"""

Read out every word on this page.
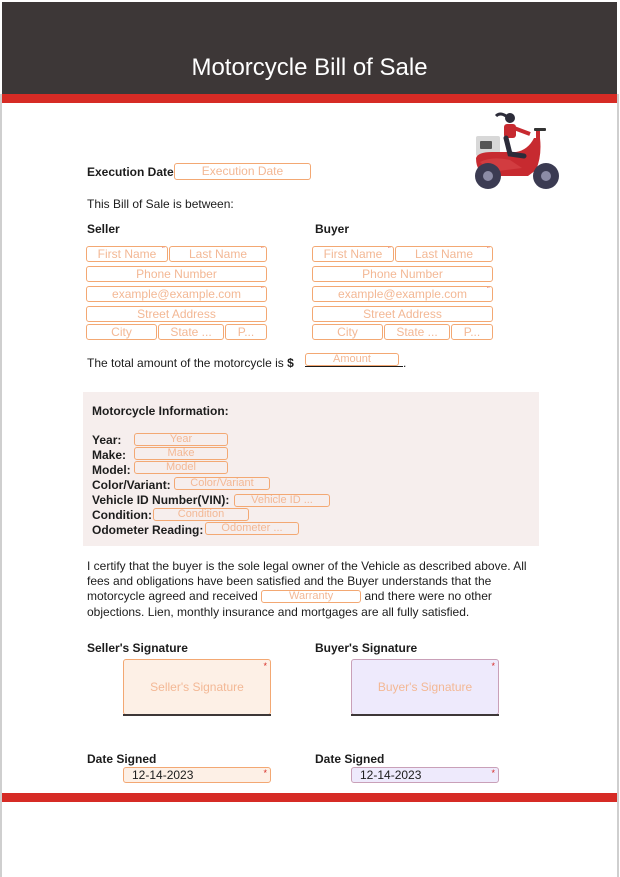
Motorcycle Bill of Sale
Execution Date	Execution Date
This Bill of Sale is between:
Seller
First Name *	Last Name *
Phone Number
example@example.com *
Street Address
City	State ...	P...
Buyer
First Name *	Last Name *
Phone Number
example@example.com *
Street Address
City	State ...	P...
The total amount of the motorcycle is $	Amount	.
Motorcycle Information:
Year:	Year
Make:	Make
Model:	Model
Color/Variant:	Color/Variant
Vehicle ID Number(VIN):	Vehicle ID ...
Condition:	Condition
Odometer Reading:	Odometer ...
I certify that the buyer is the sole legal owner of the Vehicle as described above. All fees and obligations have been satisfied and the Buyer understands that the motorcycle agreed and received	Warranty	and there were no other objections. Lien, monthly insurance and mortgages are all fully satisfied.
Seller's Signature	Buyer's Signature
Seller's Signature *	Buyer's Signature *
Date Signed
12-14-2023 *
Date Signed
12-14-2023 *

"""

## Set problem
Copy everything in the records above except the pictures, exactly as written.

## Solution to this problem
Read out every word on this page.
Motorcycle Bill of Sale
Execution Date	Execution Date
This Bill of Sale is between:
Seller
First Name *	Last Name *
Phone Number
example@example.com *
Street Address
City	State ...	P...
Buyer
First Name *	Last Name *
Phone Number
example@example.com *
Street Address
City	State ...	P...
The total amount of the motorcycle is $	Amount	.
Motorcycle Information:
Year:	Year
Make:	Make
Model:	Model
Color/Variant:	Color/Variant
Vehicle ID Number(VIN):	Vehicle ID ...
Condition:	Condition
Odometer Reading:	Odometer ...
I certify that the buyer is the sole legal owner of the Vehicle as described above. All fees and obligations have been satisfied and the Buyer understands that the motorcycle agreed and received	Warranty	and there were no other objections. Lien, monthly insurance and mortgages are all fully satisfied.
Seller's Signature	Buyer's Signature
Seller's Signature *	Buyer's Signature *
Date Signed
12-14-2023 *
Date Signed
12-14-2023 *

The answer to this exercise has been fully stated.